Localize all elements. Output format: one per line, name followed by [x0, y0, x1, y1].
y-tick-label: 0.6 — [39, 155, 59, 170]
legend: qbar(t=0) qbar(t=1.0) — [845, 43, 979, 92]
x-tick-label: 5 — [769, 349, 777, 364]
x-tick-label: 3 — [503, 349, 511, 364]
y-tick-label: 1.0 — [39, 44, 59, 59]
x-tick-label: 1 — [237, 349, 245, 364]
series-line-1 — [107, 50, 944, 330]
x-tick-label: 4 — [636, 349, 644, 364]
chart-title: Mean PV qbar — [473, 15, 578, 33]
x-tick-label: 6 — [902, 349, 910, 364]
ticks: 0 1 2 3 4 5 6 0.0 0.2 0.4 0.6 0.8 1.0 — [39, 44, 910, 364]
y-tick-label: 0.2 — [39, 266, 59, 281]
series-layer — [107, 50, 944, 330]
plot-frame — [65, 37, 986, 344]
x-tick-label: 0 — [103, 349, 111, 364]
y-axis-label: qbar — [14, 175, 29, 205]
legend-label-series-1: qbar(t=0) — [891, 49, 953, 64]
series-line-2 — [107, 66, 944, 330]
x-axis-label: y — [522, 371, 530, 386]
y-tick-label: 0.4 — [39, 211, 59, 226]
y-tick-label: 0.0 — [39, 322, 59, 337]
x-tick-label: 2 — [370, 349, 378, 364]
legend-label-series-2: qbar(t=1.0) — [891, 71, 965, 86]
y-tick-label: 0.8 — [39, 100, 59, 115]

----

## Directions for this task
How many lines in the data above contain the string "qbar"? Reply with the number alone.

## Problem solution
5